* **DATASET RECORDS**
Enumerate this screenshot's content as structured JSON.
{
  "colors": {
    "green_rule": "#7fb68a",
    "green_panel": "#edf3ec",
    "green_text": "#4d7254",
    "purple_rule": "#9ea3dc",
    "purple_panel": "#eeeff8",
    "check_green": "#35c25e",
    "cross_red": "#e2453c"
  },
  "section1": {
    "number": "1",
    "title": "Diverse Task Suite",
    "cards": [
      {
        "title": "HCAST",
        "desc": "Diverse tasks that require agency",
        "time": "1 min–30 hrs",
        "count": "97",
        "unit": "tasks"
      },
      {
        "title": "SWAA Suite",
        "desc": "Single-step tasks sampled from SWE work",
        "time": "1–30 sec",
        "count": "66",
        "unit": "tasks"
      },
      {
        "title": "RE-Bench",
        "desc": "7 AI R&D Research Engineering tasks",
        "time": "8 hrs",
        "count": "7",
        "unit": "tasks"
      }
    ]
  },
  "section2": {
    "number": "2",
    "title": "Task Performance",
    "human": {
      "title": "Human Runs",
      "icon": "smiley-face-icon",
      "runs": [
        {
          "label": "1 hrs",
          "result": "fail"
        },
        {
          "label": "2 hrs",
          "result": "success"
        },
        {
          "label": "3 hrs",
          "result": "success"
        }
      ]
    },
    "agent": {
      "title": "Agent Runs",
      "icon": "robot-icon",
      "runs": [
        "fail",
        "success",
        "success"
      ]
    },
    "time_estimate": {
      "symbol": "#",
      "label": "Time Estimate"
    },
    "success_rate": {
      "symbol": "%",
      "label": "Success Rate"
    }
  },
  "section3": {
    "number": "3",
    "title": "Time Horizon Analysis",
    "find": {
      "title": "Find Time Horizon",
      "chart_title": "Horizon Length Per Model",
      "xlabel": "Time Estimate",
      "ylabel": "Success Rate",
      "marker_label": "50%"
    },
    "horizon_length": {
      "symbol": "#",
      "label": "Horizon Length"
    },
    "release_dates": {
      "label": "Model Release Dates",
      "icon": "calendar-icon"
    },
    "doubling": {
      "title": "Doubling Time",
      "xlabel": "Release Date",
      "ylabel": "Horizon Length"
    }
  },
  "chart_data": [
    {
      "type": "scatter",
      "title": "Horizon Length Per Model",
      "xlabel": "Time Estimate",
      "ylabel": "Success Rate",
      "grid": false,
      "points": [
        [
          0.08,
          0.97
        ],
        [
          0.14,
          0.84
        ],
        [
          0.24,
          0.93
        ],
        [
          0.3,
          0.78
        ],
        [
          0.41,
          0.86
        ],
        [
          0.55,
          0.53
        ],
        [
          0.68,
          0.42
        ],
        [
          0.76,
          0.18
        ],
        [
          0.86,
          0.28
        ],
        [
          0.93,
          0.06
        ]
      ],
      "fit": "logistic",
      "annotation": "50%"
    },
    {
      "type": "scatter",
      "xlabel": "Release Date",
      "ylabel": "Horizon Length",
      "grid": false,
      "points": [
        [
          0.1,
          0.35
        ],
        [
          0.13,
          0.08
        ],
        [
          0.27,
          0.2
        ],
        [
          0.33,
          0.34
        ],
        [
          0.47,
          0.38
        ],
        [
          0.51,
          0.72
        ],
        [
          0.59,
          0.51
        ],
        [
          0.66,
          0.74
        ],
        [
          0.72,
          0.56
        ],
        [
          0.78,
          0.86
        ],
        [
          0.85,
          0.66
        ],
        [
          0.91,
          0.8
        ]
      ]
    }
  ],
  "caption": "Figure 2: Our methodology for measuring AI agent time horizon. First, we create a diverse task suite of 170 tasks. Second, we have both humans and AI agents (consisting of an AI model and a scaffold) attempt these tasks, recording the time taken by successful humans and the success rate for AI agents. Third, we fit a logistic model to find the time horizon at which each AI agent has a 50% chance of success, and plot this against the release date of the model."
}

* **THE PROBLEM**
Lines containing the word "logistic" are to be counted in the listing; state their number alone.

* **ANSWER BELOW**
2